"""

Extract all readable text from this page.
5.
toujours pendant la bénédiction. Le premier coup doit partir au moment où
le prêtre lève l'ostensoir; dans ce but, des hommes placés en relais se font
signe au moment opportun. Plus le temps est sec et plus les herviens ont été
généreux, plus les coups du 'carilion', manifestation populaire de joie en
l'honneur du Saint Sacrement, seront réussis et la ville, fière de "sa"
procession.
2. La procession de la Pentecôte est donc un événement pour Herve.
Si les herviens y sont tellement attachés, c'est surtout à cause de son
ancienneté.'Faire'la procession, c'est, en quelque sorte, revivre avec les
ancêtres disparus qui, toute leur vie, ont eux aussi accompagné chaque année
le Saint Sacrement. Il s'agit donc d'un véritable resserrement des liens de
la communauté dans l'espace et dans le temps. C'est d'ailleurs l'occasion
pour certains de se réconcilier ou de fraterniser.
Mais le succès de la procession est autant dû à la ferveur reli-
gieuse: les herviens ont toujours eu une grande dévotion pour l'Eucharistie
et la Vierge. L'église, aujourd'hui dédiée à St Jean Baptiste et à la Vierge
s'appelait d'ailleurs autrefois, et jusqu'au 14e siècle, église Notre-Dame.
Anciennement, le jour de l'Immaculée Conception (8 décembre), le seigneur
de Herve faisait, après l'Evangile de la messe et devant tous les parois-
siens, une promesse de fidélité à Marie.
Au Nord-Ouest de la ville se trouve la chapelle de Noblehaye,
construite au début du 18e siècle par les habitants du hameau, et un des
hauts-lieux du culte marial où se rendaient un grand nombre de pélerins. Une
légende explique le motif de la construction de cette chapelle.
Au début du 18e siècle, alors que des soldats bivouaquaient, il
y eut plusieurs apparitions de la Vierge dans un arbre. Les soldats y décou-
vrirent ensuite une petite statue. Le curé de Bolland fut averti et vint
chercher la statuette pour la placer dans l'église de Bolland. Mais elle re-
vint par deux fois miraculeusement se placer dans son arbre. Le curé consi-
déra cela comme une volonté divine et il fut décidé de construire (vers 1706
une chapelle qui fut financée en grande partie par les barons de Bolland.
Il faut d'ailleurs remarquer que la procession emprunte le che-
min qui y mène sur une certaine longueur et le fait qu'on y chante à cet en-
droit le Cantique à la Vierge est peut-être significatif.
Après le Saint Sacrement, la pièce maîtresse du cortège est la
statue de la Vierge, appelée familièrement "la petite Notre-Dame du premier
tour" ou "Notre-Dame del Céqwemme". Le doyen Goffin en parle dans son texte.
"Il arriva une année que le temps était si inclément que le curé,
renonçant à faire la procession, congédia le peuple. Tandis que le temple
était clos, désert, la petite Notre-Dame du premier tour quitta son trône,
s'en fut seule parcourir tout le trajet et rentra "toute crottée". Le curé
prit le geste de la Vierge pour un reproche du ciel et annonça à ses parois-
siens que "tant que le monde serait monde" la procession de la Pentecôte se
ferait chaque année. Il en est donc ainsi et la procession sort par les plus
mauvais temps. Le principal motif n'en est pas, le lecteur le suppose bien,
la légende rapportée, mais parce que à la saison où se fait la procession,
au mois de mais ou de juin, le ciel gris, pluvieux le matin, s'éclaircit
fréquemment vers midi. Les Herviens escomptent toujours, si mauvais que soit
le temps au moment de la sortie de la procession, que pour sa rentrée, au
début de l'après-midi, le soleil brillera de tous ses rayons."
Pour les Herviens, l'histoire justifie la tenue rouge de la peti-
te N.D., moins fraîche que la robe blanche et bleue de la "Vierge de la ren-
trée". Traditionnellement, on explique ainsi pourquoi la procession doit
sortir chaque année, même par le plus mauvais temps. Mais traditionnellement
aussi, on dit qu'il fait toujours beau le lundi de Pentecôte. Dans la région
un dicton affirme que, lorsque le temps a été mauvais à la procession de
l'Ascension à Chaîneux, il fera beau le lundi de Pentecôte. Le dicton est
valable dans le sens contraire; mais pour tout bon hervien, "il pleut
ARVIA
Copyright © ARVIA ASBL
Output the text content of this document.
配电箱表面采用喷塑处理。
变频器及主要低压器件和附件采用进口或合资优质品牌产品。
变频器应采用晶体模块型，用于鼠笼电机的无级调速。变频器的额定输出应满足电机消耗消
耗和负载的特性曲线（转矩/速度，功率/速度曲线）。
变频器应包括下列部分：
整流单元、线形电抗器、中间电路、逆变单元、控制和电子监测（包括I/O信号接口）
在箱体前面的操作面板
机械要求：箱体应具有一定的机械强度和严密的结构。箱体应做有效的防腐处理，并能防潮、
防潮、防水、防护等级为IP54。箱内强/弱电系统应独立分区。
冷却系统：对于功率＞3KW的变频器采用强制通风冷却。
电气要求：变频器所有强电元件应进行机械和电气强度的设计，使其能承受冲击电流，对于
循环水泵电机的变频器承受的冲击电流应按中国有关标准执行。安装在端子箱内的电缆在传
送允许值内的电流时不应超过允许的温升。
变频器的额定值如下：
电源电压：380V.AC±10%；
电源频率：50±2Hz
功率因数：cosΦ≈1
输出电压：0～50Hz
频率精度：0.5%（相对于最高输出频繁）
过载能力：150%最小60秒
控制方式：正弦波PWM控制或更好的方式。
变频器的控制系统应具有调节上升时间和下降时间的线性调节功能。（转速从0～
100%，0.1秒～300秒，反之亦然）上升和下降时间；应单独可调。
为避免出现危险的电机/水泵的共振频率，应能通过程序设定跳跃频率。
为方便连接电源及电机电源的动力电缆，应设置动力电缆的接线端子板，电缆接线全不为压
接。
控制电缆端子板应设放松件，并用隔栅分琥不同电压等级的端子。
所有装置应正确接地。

"""

What the task requires:
Extract the complete data, matching each line exactly.

Correct answer:
Extract all readable text from this page.
5.
toujours pendant la bénédiction. Le premier coup doit partir au moment où
le prêtre lève l'ostensoir; dans ce but, des hommes placés en relais se font
signe au moment opportun. Plus le temps est sec et plus les herviens ont été
généreux, plus les coups du 'carilion', manifestation populaire de joie en
l'honneur du Saint Sacrement, seront réussis et la ville, fière de "sa"
procession.
2. La procession de la Pentecôte est donc un événement pour Herve.
Si les herviens y sont tellement attachés, c'est surtout à cause de son
ancienneté.'Faire'la procession, c'est, en quelque sorte, revivre avec les
ancêtres disparus qui, toute leur vie, ont eux aussi accompagné chaque année
le Saint Sacrement. Il s'agit donc d'un véritable resserrement des liens de
la communauté dans l'espace et dans le temps. C'est d'ailleurs l'occasion
pour certains de se réconcilier ou de fraterniser.
Mais le succès de la procession est autant dû à la ferveur reli-
gieuse: les herviens ont toujours eu une grande dévotion pour l'Eucharistie
et la Vierge. L'église, aujourd'hui dédiée à St Jean Baptiste et à la Vierge
s'appelait d'ailleurs autrefois, et jusqu'au 14e siècle, église Notre-Dame.
Anciennement, le jour de l'Immaculée Conception (8 décembre), le seigneur
de Herve faisait, après l'Evangile de la messe et devant tous les parois-
siens, une promesse de fidélité à Marie.
Au Nord-Ouest de la ville se trouve la chapelle de Noblehaye,
construite au début du 18e siècle par les habitants du hameau, et un des
hauts-lieux du culte marial où se rendaient un grand nombre de pélerins. Une
légende explique le motif de la construction de cette chapelle.
Au début du 18e siècle, alors que des soldats bivouaquaient, il
y eut plusieurs apparitions de la Vierge dans un arbre. Les soldats y décou-
vrirent ensuite une petite statue. Le curé de Bolland fut averti et vint
chercher la statuette pour la placer dans l'église de Bolland. Mais elle re-
vint par deux fois miraculeusement se placer dans son arbre. Le curé consi-
déra cela comme une volonté divine et il fut décidé de construire (vers 1706
une chapelle qui fut financée en grande partie par les barons de Bolland.
Il faut d'ailleurs remarquer que la procession emprunte le che-
min qui y mène sur une certaine longueur et le fait qu'on y chante à cet en-
droit le Cantique à la Vierge est peut-être significatif.
Après le Saint Sacrement, la pièce maîtresse du cortège est la
statue de la Vierge, appelée familièrement "la petite Notre-Dame du premier
tour" ou "Notre-Dame del Céqwemme". Le doyen Goffin en parle dans son texte.
"Il arriva une année que le temps était si inclément que le curé,
renonçant à faire la procession, congédia le peuple. Tandis que le temple
était clos, désert, la petite Notre-Dame du premier tour quitta son trône,
s'en fut seule parcourir tout le trajet et rentra "toute crottée". Le curé
prit le geste de la Vierge pour un reproche du ciel et annonça à ses parois-
siens que "tant que le monde serait monde" la procession de la Pentecôte se
ferait chaque année. Il en est donc ainsi et la procession sort par les plus
mauvais temps. Le principal motif n'en est pas, le lecteur le suppose bien,
la légende rapportée, mais parce que à la saison où se fait la procession,
au mois de mais ou de juin, le ciel gris, pluvieux le matin, s'éclaircit
fréquemment vers midi. Les Herviens escomptent toujours, si mauvais que soit
le temps au moment de la sortie de la procession, que pour sa rentrée, au
début de l'après-midi, le soleil brillera de tous ses rayons."
Pour les Herviens, l'histoire justifie la tenue rouge de la peti-
te N.D., moins fraîche que la robe blanche et bleue de la "Vierge de la ren-
trée". Traditionnellement, on explique ainsi pourquoi la procession doit
sortir chaque année, même par le plus mauvais temps. Mais traditionnellement
aussi, on dit qu'il fait toujours beau le lundi de Pentecôte. Dans la région
un dicton affirme que, lorsque le temps a été mauvais à la procession de
l'Ascension à Chaîneux, il fera beau le lundi de Pentecôte. Le dicton est
valable dans le sens contraire; mais pour tout bon hervien, "il pleut
ARVIA
Copyright © ARVIA ASBL
Output the text content of this document.
配电箱表面采用喷塑处理。
变频器及主要低压器件和附件采用进口或合资优质品牌产品。
变频器应采用晶体模块型，用于鼠笼电机的无级调速。变频器的额定输出应满足电机消耗消
耗和负载的特性曲线（转矩/速度，功率/速度曲线）。
变频器应包括下列部分：
整流单元、线形电抗器、中间电路、逆变单元、控制和电子监测（包括I/O信号接口）
在箱体前面的操作面板
机械要求：箱体应具有一定的机械强度和严密的结构。箱体应做有效的防腐处理，并能防潮、
防潮、防水、防护等级为IP54。箱内强/弱电系统应独立分区。
冷却系统：对于功率＞3KW的变频器采用强制通风冷却。
电气要求：变频器所有强电元件应进行机械和电气强度的设计，使其能承受冲击电流，对于
循环水泵电机的变频器承受的冲击电流应按中国有关标准执行。安装在端子箱内的电缆在传
送允许值内的电流时不应超过允许的温升。
变频器的额定值如下：
电源电压：380V.AC±10%；
电源频率：50±2Hz
功率因数：cosΦ≈1
输出电压：0～50Hz
频率精度：0.5%（相对于最高输出频繁）
过载能力：150%最小60秒
控制方式：正弦波PWM控制或更好的方式。
变频器的控制系统应具有调节上升时间和下降时间的线性调节功能。（转速从0～
100%，0.1秒～300秒，反之亦然）上升和下降时间；应单独可调。
为避免出现危险的电机/水泵的共振频率，应能通过程序设定跳跃频率。
为方便连接电源及电机电源的动力电缆，应设置动力电缆的接线端子板，电缆接线全不为压
接。
控制电缆端子板应设放松件，并用隔栅分琥不同电压等级的端子。
所有装置应正确接地。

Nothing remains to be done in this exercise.